» **The tasks**
(A) Condense the paragraph of the Magic the Gathering commentary that begins "I feel this current perception" into a shorter version that retains its main facts.
(B) Reproduce the entries from the start through the line containing "logic gate DD2.2 [382, 248, 412, 280]", renaming "wire" as "trace" and leaving everything else unchanged. Return only those lines.
* BEGIN Text extract *
For all the shouting and complaining we do online and as loud as our voice is when these announcements are made, we appear to be the minority now when it comes to the profit that Hasbro and WOTC can make.

Simply saying "I want Magic the Gathering to be Magic the Gathering, not a pop culture pool of what's popular from other IPs" invokes responses of ridicule and contempt for "Ruining the fun of others." "Just let people enjoy things!" "The game still plays the same, so what's the problem?"

Why has it become so wrong to say that I do not want other brands planting their flags down and staking a claim in my own hobby?

I feel this current perception among many players who love UB that MTG is simply a rule set and design philosophy centered around the color pie that can be applied to anything if you want, completely overlooks everything about the game previously. MTG has its own history, its own universe, its own characters, its own style, its own feel to the cards, its own way of playing. All of the parts that made something a true part of the Magic the Gathering world.
* END Text extract *
* BEGIN Information supplied *
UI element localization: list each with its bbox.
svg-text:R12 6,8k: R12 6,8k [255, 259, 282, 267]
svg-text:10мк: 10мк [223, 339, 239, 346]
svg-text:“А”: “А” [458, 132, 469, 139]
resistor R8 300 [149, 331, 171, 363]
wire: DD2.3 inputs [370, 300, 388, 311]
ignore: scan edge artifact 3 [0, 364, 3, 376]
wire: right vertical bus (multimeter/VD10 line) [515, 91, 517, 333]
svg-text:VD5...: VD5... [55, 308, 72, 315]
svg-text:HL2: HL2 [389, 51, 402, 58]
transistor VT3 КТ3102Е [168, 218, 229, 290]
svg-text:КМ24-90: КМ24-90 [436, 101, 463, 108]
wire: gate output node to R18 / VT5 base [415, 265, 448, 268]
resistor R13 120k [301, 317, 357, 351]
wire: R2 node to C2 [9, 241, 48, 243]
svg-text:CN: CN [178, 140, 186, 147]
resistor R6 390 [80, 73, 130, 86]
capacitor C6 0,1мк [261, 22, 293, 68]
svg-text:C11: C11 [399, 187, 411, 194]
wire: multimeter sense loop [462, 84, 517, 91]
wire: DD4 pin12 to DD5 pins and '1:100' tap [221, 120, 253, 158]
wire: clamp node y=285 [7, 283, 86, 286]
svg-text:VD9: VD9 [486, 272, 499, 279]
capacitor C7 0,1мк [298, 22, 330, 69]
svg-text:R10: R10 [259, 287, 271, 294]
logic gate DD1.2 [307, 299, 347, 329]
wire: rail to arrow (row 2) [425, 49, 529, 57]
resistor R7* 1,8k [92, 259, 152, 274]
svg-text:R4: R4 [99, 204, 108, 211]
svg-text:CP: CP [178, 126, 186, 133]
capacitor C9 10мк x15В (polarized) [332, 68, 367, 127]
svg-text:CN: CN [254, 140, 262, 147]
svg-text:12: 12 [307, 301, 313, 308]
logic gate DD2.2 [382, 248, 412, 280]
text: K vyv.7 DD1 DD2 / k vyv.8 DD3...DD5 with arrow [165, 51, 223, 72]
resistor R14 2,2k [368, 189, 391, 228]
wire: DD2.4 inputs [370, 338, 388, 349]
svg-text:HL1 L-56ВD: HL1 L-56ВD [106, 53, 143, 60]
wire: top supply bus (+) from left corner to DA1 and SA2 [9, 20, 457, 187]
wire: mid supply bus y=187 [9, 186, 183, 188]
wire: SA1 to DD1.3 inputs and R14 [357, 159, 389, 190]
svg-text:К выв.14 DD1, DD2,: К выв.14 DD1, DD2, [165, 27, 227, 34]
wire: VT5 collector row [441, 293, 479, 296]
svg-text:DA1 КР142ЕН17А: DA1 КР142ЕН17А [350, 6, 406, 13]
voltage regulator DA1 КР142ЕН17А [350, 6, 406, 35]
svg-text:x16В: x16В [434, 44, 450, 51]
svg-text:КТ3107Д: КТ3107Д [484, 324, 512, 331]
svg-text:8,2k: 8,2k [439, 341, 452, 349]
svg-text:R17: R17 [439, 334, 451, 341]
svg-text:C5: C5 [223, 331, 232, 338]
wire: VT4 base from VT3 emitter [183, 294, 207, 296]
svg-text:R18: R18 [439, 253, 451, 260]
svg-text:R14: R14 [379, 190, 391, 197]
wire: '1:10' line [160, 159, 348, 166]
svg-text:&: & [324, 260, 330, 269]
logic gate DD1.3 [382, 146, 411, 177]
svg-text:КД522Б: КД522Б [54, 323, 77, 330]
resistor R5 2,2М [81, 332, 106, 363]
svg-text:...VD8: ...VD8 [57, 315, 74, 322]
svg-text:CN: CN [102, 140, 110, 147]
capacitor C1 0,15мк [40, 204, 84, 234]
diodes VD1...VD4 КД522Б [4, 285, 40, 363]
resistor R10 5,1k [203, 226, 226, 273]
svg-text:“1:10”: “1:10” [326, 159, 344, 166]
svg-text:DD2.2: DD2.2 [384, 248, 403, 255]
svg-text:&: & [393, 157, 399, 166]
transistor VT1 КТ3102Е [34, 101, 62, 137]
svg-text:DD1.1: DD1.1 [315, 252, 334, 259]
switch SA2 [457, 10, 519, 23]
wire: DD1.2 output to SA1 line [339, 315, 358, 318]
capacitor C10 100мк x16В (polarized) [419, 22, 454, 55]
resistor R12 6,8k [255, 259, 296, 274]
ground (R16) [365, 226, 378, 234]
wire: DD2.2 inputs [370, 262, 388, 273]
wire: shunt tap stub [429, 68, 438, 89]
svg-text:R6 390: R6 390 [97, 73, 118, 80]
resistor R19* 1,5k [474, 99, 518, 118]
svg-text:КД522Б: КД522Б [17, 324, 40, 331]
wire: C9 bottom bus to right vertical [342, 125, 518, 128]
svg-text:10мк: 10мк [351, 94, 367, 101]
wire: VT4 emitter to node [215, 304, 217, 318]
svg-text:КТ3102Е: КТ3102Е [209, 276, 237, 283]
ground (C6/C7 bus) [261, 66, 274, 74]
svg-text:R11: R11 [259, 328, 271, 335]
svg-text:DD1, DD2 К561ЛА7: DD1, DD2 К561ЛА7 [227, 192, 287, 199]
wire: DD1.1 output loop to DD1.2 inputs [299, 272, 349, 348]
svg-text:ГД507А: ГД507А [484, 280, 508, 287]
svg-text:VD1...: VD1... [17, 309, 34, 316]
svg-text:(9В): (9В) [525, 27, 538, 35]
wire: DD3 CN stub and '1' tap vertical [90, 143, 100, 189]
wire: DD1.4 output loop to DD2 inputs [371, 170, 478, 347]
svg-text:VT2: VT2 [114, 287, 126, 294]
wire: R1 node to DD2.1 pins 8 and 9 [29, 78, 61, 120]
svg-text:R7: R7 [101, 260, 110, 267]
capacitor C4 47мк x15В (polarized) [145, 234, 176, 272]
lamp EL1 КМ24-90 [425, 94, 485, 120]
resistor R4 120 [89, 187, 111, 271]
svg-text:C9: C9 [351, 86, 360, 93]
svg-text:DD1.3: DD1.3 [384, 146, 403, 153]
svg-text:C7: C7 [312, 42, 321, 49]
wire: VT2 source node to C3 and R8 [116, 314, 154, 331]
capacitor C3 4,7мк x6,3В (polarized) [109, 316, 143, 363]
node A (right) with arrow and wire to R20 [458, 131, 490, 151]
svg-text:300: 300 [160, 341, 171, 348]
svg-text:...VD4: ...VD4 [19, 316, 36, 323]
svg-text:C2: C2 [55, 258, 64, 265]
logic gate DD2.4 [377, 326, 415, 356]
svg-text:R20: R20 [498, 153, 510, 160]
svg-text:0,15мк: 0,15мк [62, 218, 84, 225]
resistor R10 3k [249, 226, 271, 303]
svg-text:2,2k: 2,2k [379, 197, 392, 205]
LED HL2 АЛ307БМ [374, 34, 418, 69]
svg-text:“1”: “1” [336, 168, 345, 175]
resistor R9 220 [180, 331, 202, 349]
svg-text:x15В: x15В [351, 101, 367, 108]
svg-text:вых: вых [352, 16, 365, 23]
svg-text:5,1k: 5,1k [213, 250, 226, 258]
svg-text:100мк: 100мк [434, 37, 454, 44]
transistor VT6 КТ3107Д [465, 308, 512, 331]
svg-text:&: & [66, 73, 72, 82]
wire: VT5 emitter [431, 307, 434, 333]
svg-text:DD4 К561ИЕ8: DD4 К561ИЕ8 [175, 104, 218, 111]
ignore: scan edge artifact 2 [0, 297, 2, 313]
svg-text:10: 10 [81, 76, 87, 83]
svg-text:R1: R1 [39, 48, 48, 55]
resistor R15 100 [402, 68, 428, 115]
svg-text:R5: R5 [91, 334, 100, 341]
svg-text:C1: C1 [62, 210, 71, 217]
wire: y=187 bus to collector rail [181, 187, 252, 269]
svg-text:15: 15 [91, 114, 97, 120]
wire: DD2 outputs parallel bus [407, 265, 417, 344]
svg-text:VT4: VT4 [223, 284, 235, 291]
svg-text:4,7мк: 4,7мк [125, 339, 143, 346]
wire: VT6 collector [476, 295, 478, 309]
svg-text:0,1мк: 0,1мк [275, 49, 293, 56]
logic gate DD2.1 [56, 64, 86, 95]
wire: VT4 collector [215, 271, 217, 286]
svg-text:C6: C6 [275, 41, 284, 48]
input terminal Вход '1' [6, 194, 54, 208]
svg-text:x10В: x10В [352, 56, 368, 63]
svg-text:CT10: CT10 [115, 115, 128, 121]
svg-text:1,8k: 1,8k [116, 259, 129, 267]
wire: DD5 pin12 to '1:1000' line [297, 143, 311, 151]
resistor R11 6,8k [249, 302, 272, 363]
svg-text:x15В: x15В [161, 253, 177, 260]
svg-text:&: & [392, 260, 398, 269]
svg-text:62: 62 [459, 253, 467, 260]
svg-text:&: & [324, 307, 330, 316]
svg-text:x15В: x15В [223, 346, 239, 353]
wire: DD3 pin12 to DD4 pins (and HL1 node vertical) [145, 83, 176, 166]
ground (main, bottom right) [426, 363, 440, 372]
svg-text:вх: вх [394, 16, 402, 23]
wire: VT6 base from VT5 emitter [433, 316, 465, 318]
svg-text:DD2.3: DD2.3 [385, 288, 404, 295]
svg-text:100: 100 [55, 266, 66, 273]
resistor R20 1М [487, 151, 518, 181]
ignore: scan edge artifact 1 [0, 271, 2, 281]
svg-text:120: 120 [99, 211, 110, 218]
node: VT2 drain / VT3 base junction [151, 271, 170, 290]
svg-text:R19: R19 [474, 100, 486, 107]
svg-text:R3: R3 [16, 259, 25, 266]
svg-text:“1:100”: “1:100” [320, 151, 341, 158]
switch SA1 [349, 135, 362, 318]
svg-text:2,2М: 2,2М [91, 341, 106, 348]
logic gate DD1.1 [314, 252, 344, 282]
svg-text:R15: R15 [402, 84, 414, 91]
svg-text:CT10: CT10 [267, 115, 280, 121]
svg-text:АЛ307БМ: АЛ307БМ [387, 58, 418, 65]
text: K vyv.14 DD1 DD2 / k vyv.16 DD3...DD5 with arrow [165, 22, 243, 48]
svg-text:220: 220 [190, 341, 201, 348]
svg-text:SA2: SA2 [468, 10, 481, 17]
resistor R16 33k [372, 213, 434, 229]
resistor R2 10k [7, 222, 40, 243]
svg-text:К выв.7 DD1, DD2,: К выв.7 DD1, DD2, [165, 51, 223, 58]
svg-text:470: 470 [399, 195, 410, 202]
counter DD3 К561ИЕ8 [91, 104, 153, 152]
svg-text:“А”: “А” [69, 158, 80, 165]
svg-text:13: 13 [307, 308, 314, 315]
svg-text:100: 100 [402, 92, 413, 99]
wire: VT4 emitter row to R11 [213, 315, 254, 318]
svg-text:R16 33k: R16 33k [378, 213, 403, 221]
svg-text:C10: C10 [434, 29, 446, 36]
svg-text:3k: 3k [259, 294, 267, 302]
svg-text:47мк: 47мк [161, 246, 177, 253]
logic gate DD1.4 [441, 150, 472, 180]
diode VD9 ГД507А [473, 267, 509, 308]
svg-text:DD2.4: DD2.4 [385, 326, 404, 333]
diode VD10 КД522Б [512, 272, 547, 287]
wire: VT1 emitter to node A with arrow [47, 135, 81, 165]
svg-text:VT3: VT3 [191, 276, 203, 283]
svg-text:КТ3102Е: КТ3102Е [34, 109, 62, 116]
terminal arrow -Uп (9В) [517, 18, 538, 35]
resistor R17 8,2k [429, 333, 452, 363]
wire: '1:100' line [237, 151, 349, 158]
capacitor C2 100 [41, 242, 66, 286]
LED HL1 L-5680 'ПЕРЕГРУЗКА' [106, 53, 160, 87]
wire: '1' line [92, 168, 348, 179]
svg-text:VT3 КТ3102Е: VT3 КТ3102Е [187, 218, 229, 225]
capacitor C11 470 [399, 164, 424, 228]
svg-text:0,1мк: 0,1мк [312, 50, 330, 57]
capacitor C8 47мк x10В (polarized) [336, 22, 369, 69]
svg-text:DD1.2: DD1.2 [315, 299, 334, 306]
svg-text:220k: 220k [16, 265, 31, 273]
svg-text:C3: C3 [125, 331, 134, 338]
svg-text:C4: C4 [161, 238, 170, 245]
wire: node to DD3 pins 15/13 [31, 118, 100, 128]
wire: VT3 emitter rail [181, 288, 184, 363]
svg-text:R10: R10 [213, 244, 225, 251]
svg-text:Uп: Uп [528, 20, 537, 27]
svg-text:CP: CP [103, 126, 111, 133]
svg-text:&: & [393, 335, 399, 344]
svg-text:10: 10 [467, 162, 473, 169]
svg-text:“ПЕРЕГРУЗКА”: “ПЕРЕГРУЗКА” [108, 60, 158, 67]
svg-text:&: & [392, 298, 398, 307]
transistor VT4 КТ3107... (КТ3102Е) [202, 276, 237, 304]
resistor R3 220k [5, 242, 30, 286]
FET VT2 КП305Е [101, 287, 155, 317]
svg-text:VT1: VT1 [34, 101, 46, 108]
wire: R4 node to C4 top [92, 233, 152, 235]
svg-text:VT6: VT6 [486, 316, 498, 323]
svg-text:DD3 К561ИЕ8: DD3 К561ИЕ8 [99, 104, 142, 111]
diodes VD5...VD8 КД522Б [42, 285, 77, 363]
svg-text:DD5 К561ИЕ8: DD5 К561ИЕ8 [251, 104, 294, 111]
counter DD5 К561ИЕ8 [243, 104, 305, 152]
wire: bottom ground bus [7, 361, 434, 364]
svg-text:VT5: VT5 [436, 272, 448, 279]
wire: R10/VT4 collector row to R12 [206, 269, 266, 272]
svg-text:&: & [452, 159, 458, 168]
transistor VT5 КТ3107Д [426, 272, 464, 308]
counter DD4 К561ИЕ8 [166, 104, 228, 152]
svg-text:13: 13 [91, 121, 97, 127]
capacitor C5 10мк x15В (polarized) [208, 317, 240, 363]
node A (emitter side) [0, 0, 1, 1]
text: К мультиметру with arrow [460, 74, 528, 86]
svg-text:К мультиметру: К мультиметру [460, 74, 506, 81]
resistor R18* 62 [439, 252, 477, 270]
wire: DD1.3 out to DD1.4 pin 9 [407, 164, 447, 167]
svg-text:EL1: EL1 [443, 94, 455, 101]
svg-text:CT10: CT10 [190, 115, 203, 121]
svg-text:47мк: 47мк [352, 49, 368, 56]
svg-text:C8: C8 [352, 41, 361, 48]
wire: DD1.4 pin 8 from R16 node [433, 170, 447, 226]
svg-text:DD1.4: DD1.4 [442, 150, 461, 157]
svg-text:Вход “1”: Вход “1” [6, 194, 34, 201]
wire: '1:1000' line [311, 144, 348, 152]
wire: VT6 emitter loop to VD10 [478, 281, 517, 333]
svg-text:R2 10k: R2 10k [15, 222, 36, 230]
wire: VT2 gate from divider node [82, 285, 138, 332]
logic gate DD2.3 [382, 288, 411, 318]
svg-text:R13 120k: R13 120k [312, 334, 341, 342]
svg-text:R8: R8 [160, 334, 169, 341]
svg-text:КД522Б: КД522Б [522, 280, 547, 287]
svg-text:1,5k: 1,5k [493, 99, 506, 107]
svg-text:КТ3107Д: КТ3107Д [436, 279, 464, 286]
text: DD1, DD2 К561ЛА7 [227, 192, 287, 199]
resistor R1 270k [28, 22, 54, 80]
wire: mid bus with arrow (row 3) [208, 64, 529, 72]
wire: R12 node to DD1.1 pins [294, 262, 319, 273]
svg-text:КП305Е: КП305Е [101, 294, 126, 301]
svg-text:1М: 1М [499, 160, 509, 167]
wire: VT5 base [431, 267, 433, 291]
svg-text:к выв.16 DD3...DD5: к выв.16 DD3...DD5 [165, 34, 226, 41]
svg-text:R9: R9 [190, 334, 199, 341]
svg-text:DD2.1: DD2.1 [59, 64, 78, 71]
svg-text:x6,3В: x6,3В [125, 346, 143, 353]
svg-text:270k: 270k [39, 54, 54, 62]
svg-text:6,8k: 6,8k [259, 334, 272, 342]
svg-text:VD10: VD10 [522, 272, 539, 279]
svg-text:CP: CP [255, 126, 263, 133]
* END Information supplied *
» **Solutions by task**
(A) Many players who love UB now see MTG as merely a rule set and a design philosophy centered on the color pie that can be applied to anything. This view overlooks everything the game was before. MTG has its own history, universe, characters, style, card feel and way of playing, and these are the parts that made something truly belong to the Magic the Gathering world.

(B)
UI element localization: list each with its bbox.
svg-text:R12 6,8k: R12 6,8k [255, 259, 282, 267]
svg-text:10мк: 10мк [223, 339, 239, 346]
svg-text:“А”: “А” [458, 132, 469, 139]
resistor R8 300 [149, 331, 171, 363]
trace: DD2.3 inputs [370, 300, 388, 311]
ignore: scan edge artifact 3 [0, 364, 3, 376]
trace: right vertical bus (multimeter/VD10 line) [515, 91, 517, 333]
svg-text:VD5...: VD5... [55, 308, 72, 315]
svg-text:HL2: HL2 [389, 51, 402, 58]
transistor VT3 КТ3102Е [168, 218, 229, 290]
svg-text:КМ24-90: КМ24-90 [436, 101, 463, 108]
trace: gate output node to R18 / VT5 base [415, 265, 448, 268]
resistor R13 120k [301, 317, 357, 351]
trace: R2 node to C2 [9, 241, 48, 243]
svg-text:CN: CN [178, 140, 186, 147]
resistor R6 390 [80, 73, 130, 86]
capacitor C6 0,1мк [261, 22, 293, 68]
svg-text:C11: C11 [399, 187, 411, 194]
trace: multimeter sense loop [462, 84, 517, 91]
trace: DD4 pin12 to DD5 pins and '1:100' tap [221, 120, 253, 158]
trace: clamp node y=285 [7, 283, 86, 286]
svg-text:VD9: VD9 [486, 272, 499, 279]
capacitor C7 0,1мк [298, 22, 330, 69]
svg-text:R10: R10 [259, 287, 271, 294]
logic gate DD1.2 [307, 299, 347, 329]
trace: rail to arrow (row 2) [425, 49, 529, 57]
resistor R7* 1,8k [92, 259, 152, 274]
svg-text:R4: R4 [99, 204, 108, 211]
svg-text:CP: CP [178, 126, 186, 133]
capacitor C9 10мк x15В (polarized) [332, 68, 367, 127]
svg-text:CN: CN [254, 140, 262, 147]
svg-text:12: 12 [307, 301, 313, 308]
logic gate DD2.2 [382, 248, 412, 280]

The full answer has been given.